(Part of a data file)
[Start]
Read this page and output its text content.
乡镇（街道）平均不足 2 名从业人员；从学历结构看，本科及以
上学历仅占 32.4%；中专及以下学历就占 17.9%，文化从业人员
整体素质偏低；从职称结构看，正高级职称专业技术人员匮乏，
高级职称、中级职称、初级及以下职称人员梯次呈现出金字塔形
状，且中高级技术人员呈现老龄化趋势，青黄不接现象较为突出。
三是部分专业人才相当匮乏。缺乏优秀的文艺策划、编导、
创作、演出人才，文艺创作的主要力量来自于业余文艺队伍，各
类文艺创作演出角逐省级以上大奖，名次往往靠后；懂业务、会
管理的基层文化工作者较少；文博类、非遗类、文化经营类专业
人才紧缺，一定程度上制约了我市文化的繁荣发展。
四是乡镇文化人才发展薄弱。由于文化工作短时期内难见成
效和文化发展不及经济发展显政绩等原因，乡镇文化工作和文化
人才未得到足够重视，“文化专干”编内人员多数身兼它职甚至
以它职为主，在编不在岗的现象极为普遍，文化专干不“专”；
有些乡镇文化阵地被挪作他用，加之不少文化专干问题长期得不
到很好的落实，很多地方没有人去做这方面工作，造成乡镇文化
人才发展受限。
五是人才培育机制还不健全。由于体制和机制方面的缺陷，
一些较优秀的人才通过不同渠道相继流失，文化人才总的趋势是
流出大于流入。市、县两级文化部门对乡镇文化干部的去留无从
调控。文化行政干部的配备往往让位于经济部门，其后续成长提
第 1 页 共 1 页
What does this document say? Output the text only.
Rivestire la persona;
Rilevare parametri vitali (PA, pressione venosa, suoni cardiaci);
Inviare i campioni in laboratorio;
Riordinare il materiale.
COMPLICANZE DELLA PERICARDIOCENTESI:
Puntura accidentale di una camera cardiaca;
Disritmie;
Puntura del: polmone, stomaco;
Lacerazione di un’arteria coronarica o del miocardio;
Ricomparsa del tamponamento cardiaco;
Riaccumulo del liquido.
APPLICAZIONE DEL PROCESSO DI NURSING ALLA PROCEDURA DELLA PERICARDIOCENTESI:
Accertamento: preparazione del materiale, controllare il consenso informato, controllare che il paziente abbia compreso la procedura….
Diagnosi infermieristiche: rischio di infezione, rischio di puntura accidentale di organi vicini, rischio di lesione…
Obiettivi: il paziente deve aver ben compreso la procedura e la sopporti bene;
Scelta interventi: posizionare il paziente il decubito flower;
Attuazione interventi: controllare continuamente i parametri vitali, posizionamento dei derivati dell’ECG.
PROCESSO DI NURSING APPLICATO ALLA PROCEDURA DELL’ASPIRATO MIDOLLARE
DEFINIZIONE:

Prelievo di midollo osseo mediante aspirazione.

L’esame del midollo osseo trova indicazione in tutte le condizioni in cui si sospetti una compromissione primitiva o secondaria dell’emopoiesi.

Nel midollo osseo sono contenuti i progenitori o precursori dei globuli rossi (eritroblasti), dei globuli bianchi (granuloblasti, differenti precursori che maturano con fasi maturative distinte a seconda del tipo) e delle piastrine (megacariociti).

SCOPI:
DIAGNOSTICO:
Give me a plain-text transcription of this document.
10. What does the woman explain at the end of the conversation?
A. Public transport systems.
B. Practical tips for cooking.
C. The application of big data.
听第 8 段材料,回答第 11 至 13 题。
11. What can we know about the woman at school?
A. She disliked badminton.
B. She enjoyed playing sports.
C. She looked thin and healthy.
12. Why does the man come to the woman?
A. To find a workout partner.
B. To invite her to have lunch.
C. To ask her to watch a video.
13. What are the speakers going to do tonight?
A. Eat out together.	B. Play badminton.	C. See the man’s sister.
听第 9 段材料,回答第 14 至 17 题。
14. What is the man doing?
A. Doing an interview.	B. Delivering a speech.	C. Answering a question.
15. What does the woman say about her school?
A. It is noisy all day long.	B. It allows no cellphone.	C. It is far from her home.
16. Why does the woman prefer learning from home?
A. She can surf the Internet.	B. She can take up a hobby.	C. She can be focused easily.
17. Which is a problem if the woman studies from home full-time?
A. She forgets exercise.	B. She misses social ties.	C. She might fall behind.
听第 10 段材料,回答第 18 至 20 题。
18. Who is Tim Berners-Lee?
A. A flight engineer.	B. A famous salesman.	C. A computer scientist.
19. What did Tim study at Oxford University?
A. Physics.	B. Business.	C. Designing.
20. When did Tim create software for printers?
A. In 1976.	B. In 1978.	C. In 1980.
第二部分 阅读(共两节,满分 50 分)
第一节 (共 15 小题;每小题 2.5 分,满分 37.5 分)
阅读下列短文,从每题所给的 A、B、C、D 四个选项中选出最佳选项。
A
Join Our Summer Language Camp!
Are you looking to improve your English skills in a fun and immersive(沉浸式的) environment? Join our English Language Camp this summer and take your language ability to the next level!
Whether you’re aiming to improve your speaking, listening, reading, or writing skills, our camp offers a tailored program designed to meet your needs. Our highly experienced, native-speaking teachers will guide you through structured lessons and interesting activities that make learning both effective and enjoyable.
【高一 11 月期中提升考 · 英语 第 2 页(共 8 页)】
[End]
**STATED TASK:** Copy every line that contains the string "document".

**EXPECTED ANSWER:**
What does this document say? Output the text only.
Give me a plain-text transcription of this document.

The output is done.